→ Dataset records:
>> start

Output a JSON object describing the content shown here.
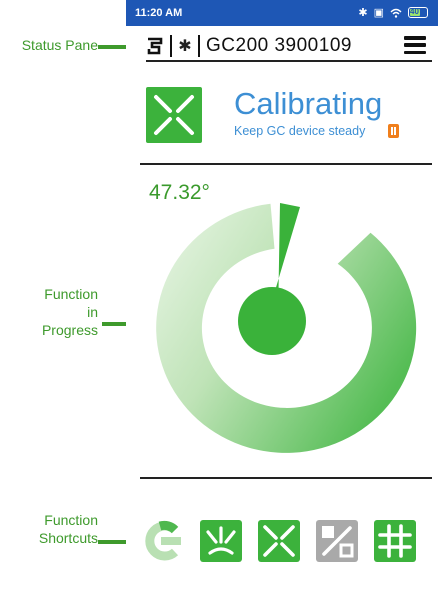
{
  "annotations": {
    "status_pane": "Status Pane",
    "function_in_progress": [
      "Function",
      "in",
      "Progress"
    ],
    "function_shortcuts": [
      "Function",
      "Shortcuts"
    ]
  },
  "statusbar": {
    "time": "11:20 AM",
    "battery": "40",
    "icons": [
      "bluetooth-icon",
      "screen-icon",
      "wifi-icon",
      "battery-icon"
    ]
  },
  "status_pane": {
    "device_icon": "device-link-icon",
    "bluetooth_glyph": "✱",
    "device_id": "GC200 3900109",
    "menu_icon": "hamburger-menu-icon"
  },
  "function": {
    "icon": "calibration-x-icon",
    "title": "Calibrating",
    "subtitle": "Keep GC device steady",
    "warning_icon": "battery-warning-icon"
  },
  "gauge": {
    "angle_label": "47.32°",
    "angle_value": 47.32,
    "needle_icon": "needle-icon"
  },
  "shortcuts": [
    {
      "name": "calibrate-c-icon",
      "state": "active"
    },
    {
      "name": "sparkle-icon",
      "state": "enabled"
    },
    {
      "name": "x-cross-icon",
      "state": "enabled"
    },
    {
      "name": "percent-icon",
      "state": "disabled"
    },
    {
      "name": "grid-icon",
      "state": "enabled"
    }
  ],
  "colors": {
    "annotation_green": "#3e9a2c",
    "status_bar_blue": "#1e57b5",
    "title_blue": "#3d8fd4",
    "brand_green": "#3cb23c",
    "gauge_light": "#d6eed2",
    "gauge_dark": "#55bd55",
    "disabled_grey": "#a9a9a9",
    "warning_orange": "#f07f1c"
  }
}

>> end

→ WORK TO BE COMPLETED:
Omit the pictures, then quote the rest of the material above exactly.

→ FINISHED TASK:
Output a JSON object describing the content shown here.
{
  "annotations": {
    "status_pane": "Status Pane",
    "function_in_progress": [
      "Function",
      "in",
      "Progress"
    ],
    "function_shortcuts": [
      "Function",
      "Shortcuts"
    ]
  },
  "statusbar": {
    "time": "11:20 AM",
    "battery": "40",
    "icons": [
      "bluetooth-icon",
      "screen-icon",
      "wifi-icon",
      "battery-icon"
    ]
  },
  "status_pane": {
    "device_icon": "device-link-icon",
    "bluetooth_glyph": "✱",
    "device_id": "GC200 3900109",
    "menu_icon": "hamburger-menu-icon"
  },
  "function": {
    "icon": "calibration-x-icon",
    "title": "Calibrating",
    "subtitle": "Keep GC device steady",
    "warning_icon": "battery-warning-icon"
  },
  "gauge": {
    "angle_label": "47.32°",
    "angle_value": 47.32,
    "needle_icon": "needle-icon"
  },
  "shortcuts": [
    {
      "name": "calibrate-c-icon",
      "state": "active"
    },
    {
      "name": "sparkle-icon",
      "state": "enabled"
    },
    {
      "name": "x-cross-icon",
      "state": "enabled"
    },
    {
      "name": "percent-icon",
      "state": "disabled"
    },
    {
      "name": "grid-icon",
      "state": "enabled"
    }
  ],
  "colors": {
    "annotation_green": "#3e9a2c",
    "status_bar_blue": "#1e57b5",
    "title_blue": "#3d8fd4",
    "brand_green": "#3cb23c",
    "gauge_light": "#d6eed2",
    "gauge_dark": "#55bd55",
    "disabled_grey": "#a9a9a9",
    "warning_orange": "#f07f1c"
  }
}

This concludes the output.